**DIRECTIVE:** Tally the lines in the records below that contain the string "column", and reply with the number alone.

**STORED RECORDS:**

· · ·

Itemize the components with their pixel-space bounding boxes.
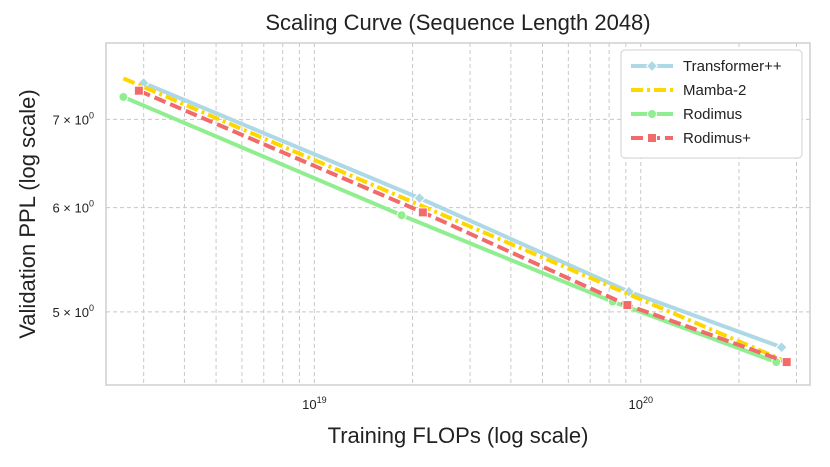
legend-label-rodimus: Rodimus [683,106,742,123]
chart-title: Scaling Curve (Sequence Length 2048) [265,10,650,35]
rodimus-point [622,300,633,311]
transformer-point [775,341,788,354]
legend-label-mamba-2: Mamba-2 [683,82,746,99]
x-axis-label: Training FLOPs (log scale) [328,423,589,448]
rodimus-line [122,95,777,364]
y-tick-label: 5 × 100 [52,303,94,320]
series-layer [118,76,792,368]
legend-frame [620,49,803,159]
legend-label-rodimus: Rodimus+ [683,130,751,147]
legend: Transformer++ Mamba-2 Rodimus Rodimus+ [620,49,803,159]
transformer-line [142,81,783,350]
rodimus-point [396,210,407,221]
y-tick-label: 7 × 100 [52,110,94,127]
rodimus-point [118,91,129,102]
x-tick-label: 1020 [629,395,653,412]
legend-marker-transformer [645,59,659,73]
y-tick-label: 6 × 100 [52,199,94,216]
tick-labels: 1019 1020 5 × 100 6 × 100 7 × 100 [52,110,653,412]
rodimus-point [417,207,428,218]
y-axis-label: Validation PPL (log scale) [15,89,40,338]
transformer-point [413,191,426,205]
legend-item-transformer: Transformer++ [631,58,782,75]
series-mamba-2 [122,76,783,362]
rodimus-line [138,88,788,364]
plot-frame [105,42,811,386]
series-transformer [137,76,788,354]
legend-marker-rodimus [647,109,657,119]
legend-item-rodimus: Rodimus [631,106,742,123]
mamba-2-line [122,76,783,362]
legend-item-mamba-2: Mamba-2 [631,82,746,99]
rodimus-point [781,357,792,368]
legend-marker-rodimus [647,133,657,143]
series-rodimus [133,85,792,368]
rodimus-point [133,85,144,96]
legend-item-rodimus: Rodimus+ [631,130,751,147]
x-tick-label: 1019 [302,395,326,412]
legend-label-transformer: Transformer++ [683,58,782,75]
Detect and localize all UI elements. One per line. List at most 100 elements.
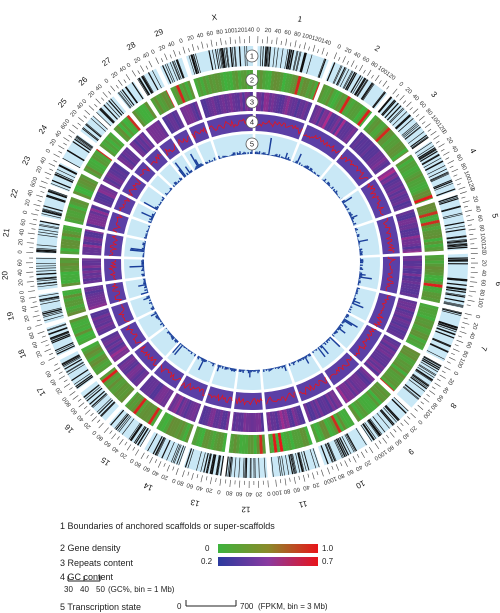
gene-density-bin [60,244,80,250]
repeat-content-bin [159,388,172,407]
gc-content-line [255,119,303,135]
transcription-bin [141,211,154,219]
scaffold-boundary [129,423,142,441]
gc-content-line [373,295,391,328]
repeat-content-bin [255,412,259,432]
gene-density-bin [395,154,413,168]
repeat-content-bin [82,241,103,247]
repeat-content-bin [168,112,181,131]
gene-density-bin [258,434,263,454]
axis-tick [27,232,35,235]
scaffold-boundary [352,76,364,94]
gene-density-bin [363,114,378,132]
transcription-bin [288,363,291,367]
gene-density-bin [61,238,81,244]
transcription-bin [352,299,361,305]
chromosome-label: 7 [479,345,489,353]
repeat-content-bin [94,195,113,206]
transcription-bin [359,253,363,256]
gene-density-bin [319,85,330,104]
gene-density-bin [146,101,158,118]
gene-density-bin [119,387,135,404]
repeat-content-bin [82,249,102,254]
axis-tick-label: 120 [435,122,446,134]
transcription-bin [177,181,179,184]
gene-density-bin [119,120,136,137]
scaffold-boundary [42,209,62,215]
axis-tick [182,46,186,54]
gene-density-bin [101,140,118,155]
transcription-bin [258,369,260,372]
axis-tick-label: 40 [22,304,29,312]
repeat-content-bin [402,265,422,270]
gc-content-line [164,143,175,156]
transcription-track-bg [124,237,147,258]
gene-density-bin [423,282,443,288]
scaffold-boundary [39,296,60,302]
gene-density-bin [62,226,82,233]
scaffold-boundary [141,75,154,94]
gene-density-bin [341,97,354,116]
repeat-content-bin [88,302,108,311]
repeat-content-bin [167,392,178,410]
axis-tick-label: 40 [19,228,26,236]
repeat-content-bin [260,92,265,112]
scaffold-boundary [437,323,458,331]
transcription-bin [142,243,146,246]
scaffold-boundary [72,140,90,154]
transcription-bin [164,192,168,196]
axis-tick [431,386,436,390]
scaffold-boundary [117,92,131,109]
transcription-bin [325,340,329,344]
scaffold-boundary [43,205,63,212]
repeat-content-bin [397,216,417,225]
gene-density-bin [92,152,111,166]
gene-density-bin [418,210,438,219]
scaffold-boundary [130,424,143,442]
gene-density-bin [354,107,369,125]
scaffold-boundary [279,456,283,476]
repeat-content-bin [400,289,420,296]
scaffold-boundary [37,284,58,288]
repeat-content-bin [161,116,174,135]
repeat-content-bin [402,272,422,278]
repeat-content-bin [363,361,380,377]
transcription-bin [141,262,145,265]
gene-density-bin [280,432,287,452]
scaffold-boundary [333,439,343,459]
axis-tick [367,69,372,77]
repeat-content-bin [379,340,398,353]
transcription-bin [287,156,290,161]
repeat-content-bin [181,105,193,125]
scaffold-boundary [228,456,232,477]
axis-tick-label: 40 [354,463,363,472]
axis-tick [451,168,459,173]
transcription-bin [356,287,360,290]
axis-tick [102,92,108,98]
scaffold-boundary [415,368,434,381]
axis-tick-label: 20 [445,136,454,145]
transcription-bin [203,164,204,166]
transcription-bin [247,152,249,155]
repeat-content-bin [383,334,402,346]
axis-tick [48,357,56,361]
gene-density-bin [379,377,395,392]
transcription-bin [148,227,150,229]
scaffold-boundary [55,343,75,353]
repeat-content-bin [370,354,387,368]
axis-tick-label: 60 [142,464,151,473]
scaffold-boundary [432,337,452,347]
scaffold-boundary [416,145,435,157]
repeat-content-bin [402,260,422,264]
repeat-content-bin [375,346,393,360]
gene-density-bin [415,315,435,325]
scaffold-boundary [438,195,458,203]
transcription-bin [293,162,296,163]
gene-density-bin [423,285,443,291]
scaffold-boundary [48,189,68,198]
repeat-content-bin [365,359,382,375]
repeat-content-bin [118,154,135,169]
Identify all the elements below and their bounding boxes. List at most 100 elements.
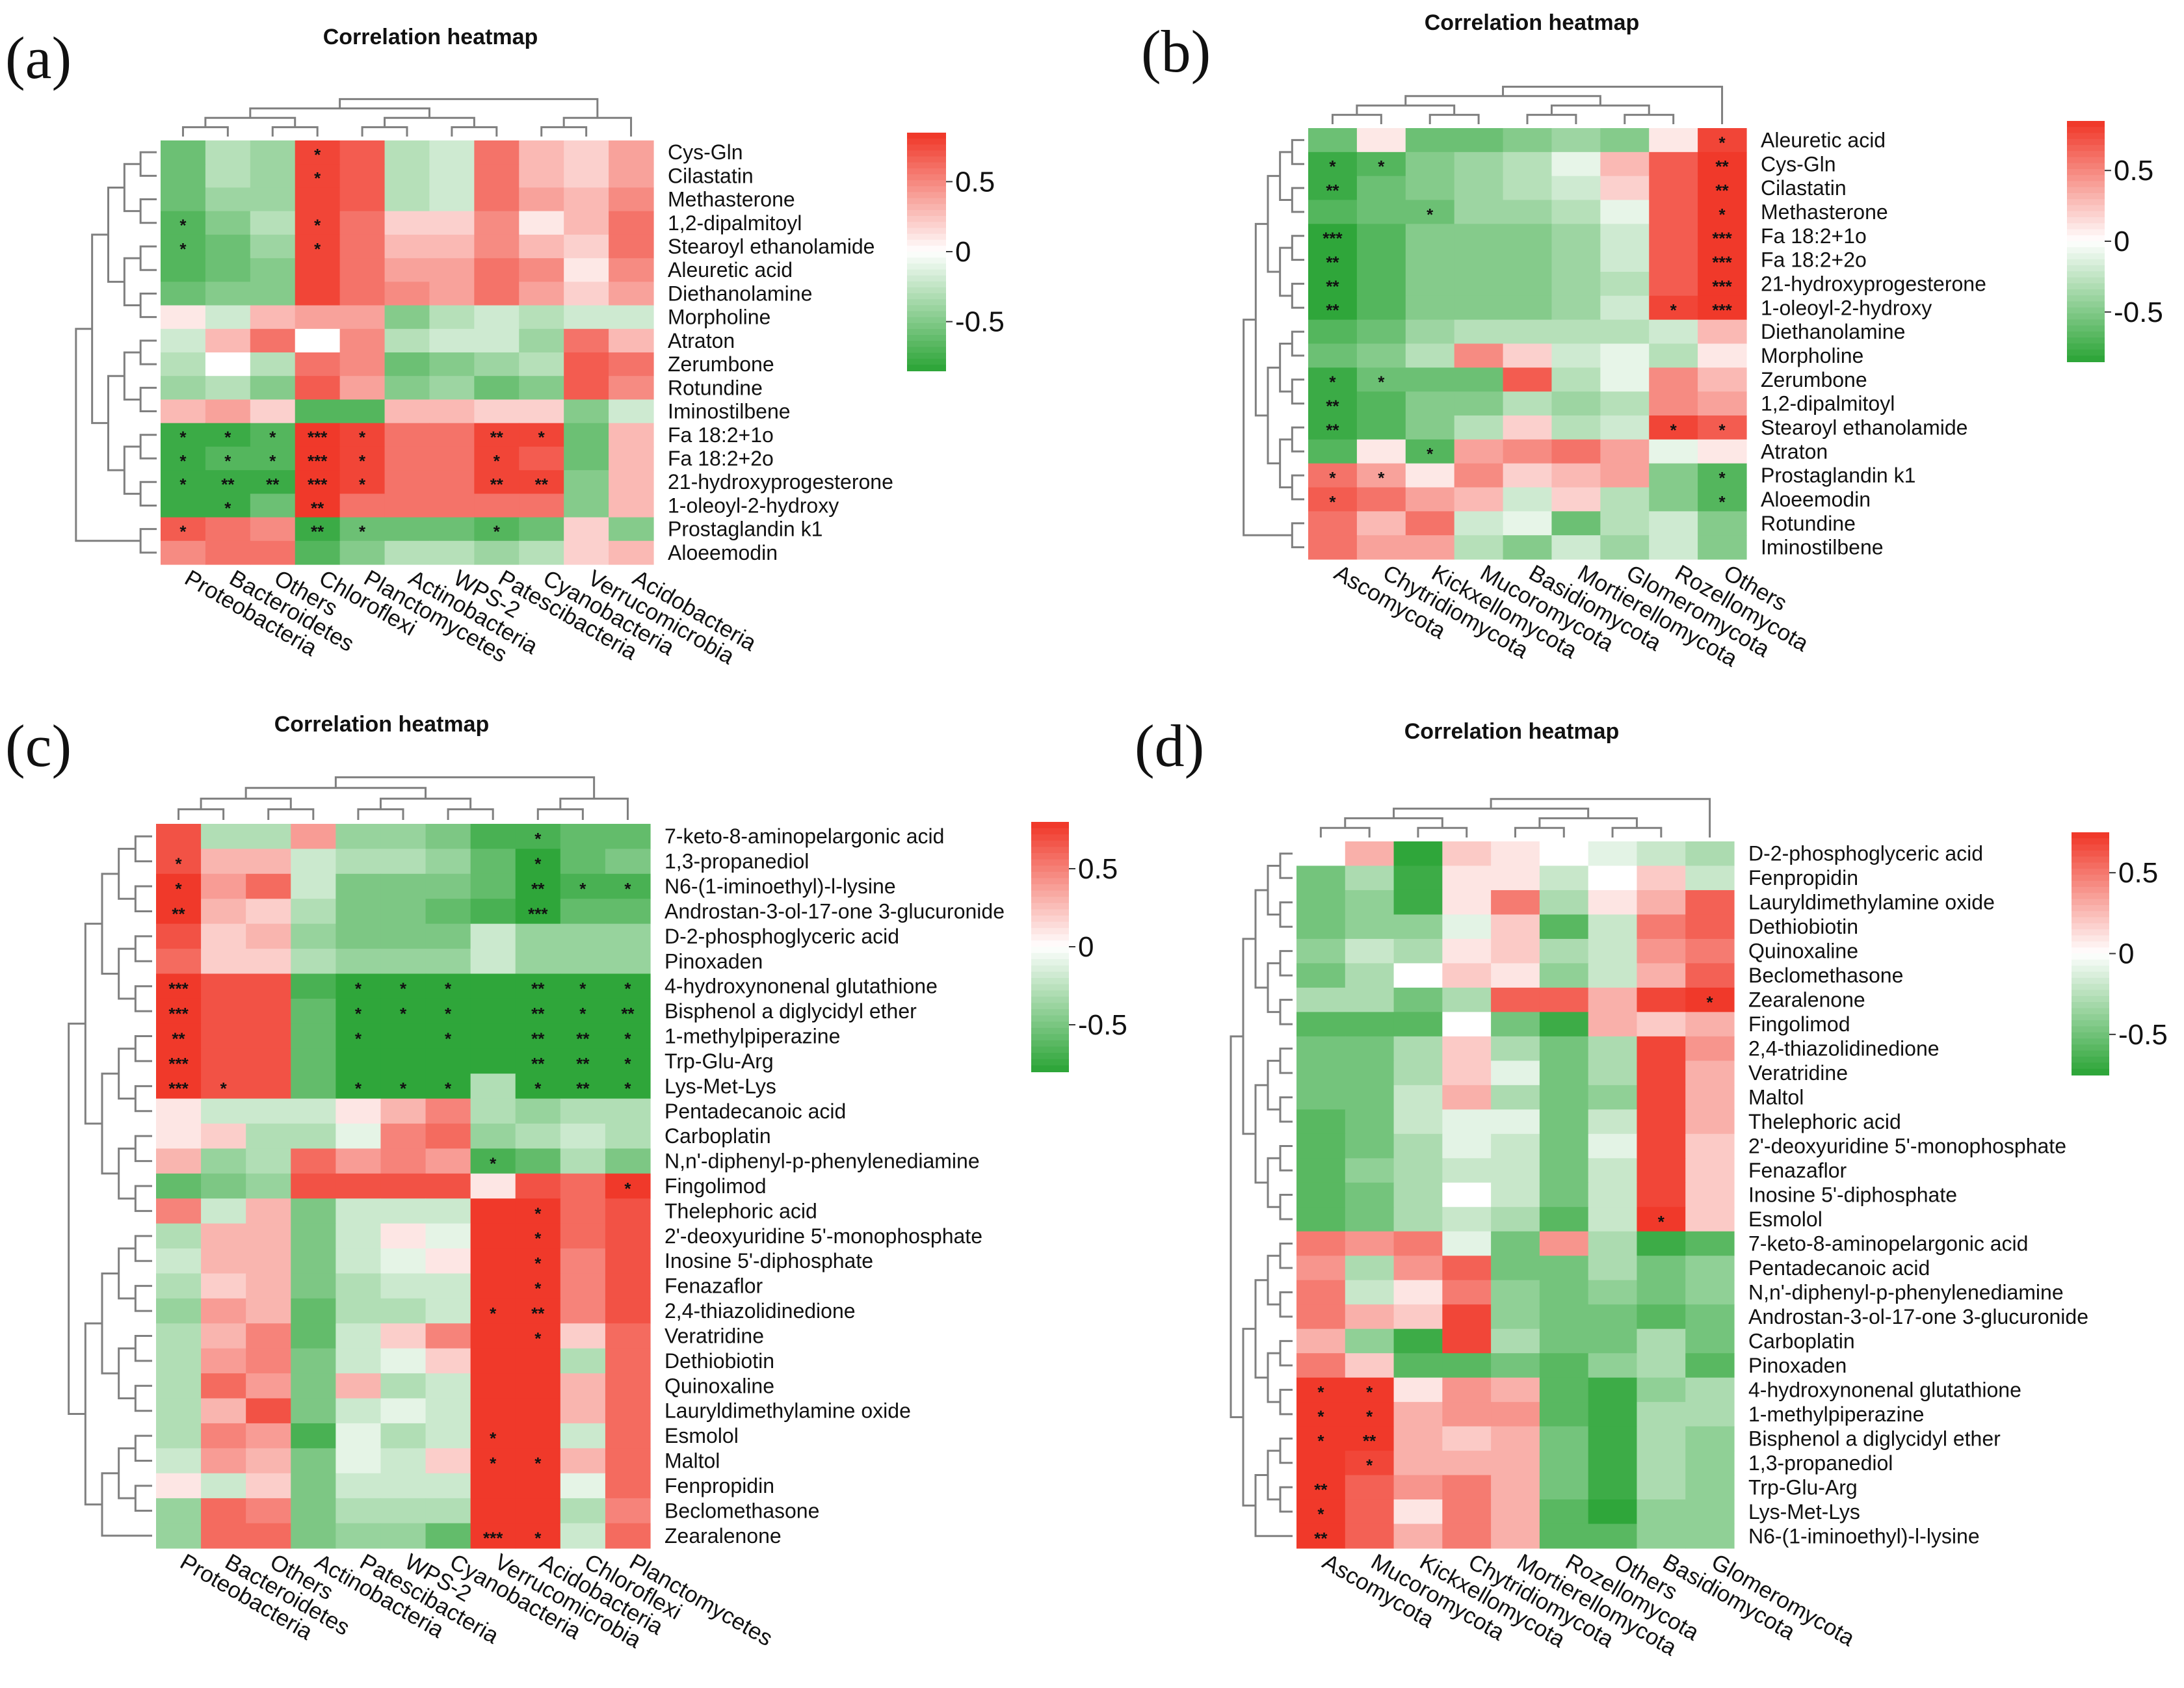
row-label: 4-hydroxynonenal glutathione [1748,1378,2021,1401]
heatmap-cell [1442,987,1492,1012]
row-label: 2'-deoxyuridine 5'-monophosphate [664,1224,982,1248]
heatmap-cell [1454,272,1504,297]
heatmap-cell [1442,1182,1492,1207]
row-dendrogram-branch [123,257,141,307]
legend-swatch [2072,868,2109,876]
heatmap-cell [291,1098,336,1124]
column-dendrogram-branch [178,808,225,820]
column-dendrogram-branch [204,116,296,127]
column-dendrogram-branch [339,98,599,118]
legend-swatch [907,299,946,306]
heatmap-cell [470,1398,516,1424]
heatmap-cell [519,470,564,494]
heatmap-cell [429,376,475,401]
heatmap-cell [295,187,341,212]
heatmap-cell [1588,963,1638,988]
heatmap-cell [470,1498,516,1524]
heatmap-cell [295,376,341,401]
heatmap-cell [1356,152,1406,177]
heatmap-cell [205,376,251,401]
panel-letter-c: (c) [5,713,72,779]
legend-swatch [2067,325,2105,332]
heatmap-cell [1345,1377,1395,1403]
panel-d-title: Correlation heatmap [1404,719,1620,744]
row-label: Fenpropidin [1748,866,1858,890]
heatmap-cell [384,258,430,282]
heatmap-cell [335,1273,382,1299]
legend-swatch [2072,875,2109,882]
heatmap-cell [1588,1256,1638,1281]
legend-swatch [907,305,946,312]
heatmap-cell [519,140,564,165]
row-label: Trp-Glu-Arg [1748,1475,1858,1499]
heatmap-cell [1551,128,1601,153]
row-dendrogram-branch [1291,282,1304,309]
significance-star: * [355,1004,362,1023]
row-dendrogram-branch [1267,175,1280,273]
heatmap-cell [1296,1182,1346,1207]
heatmap-cell [295,234,341,259]
heatmap-cell [246,1248,291,1274]
heatmap-cell [1539,1499,1589,1525]
legend-swatch [1031,1027,1069,1035]
heatmap-cell [156,1348,202,1374]
heatmap-cell [1539,1109,1589,1135]
row-label: Fa 18:2+2o [1761,248,1867,272]
heatmap-cell [380,1498,427,1524]
heatmap-cell [1600,511,1650,536]
significance-star: *** [308,451,328,471]
significance-star: * [179,239,187,259]
heatmap-cell [474,376,520,401]
significance-star: * [445,1029,452,1048]
heatmap-cell [425,949,471,975]
heatmap-cell [1637,1133,1686,1159]
heatmap-cell [515,1298,561,1324]
heatmap-cell [246,1074,291,1100]
significance-star: ** [1363,1431,1376,1451]
heatmap-cell [335,1048,382,1074]
heatmap-cell [1405,248,1455,272]
heatmap-cell [335,1448,382,1474]
heatmap-cell [470,873,516,899]
heatmap-cell [1296,1061,1346,1086]
column-dendrogram-branch [451,126,498,137]
column-dendrogram-branch [1514,826,1565,837]
heatmap-cell [1685,1231,1735,1256]
heatmap-cell [1442,1158,1492,1183]
heatmap-cell [429,352,475,376]
row-label: N,n'-diphenyl-p-phenylenediamine [1748,1280,2064,1304]
significance-star: * [624,979,631,999]
row-dendrogram-branch [118,847,136,900]
heatmap-cell [1539,1353,1589,1378]
heatmap-cell [161,399,206,424]
row-dendrogram-branch [1230,1035,1243,1419]
significance-star: * [224,498,231,518]
heatmap-cell [470,923,516,949]
heatmap-cell [1454,367,1504,392]
heatmap-cell [515,1023,561,1049]
significance-star: * [175,854,182,873]
significance-star: * [534,1453,542,1473]
heatmap-cell [1454,295,1504,321]
row-dendrogram-branch [1279,343,1293,393]
significance-star: ** [311,498,324,518]
significance-star: * [624,1179,631,1198]
significance-star: ** [531,1029,545,1048]
significance-star: * [534,854,542,873]
heatmap-cell [1454,463,1504,488]
heatmap-cell [1649,272,1698,297]
heatmap-cell [335,1173,382,1199]
heatmap-cell [474,352,520,376]
significance-star: ** [1326,276,1339,296]
heatmap-cell [250,517,296,542]
heatmap-cell [205,164,251,189]
heatmap-cell [1308,511,1358,536]
legend-swatch [1031,828,1069,836]
heatmap-cell [605,1298,651,1324]
heatmap-cell [161,211,206,235]
heatmap-cell [564,446,609,471]
heatmap-cell [161,258,206,282]
significance-star: * [179,475,187,494]
heatmap-cell [1503,511,1553,536]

· · ·

**ANSWER TO THE PROBLEM:** 5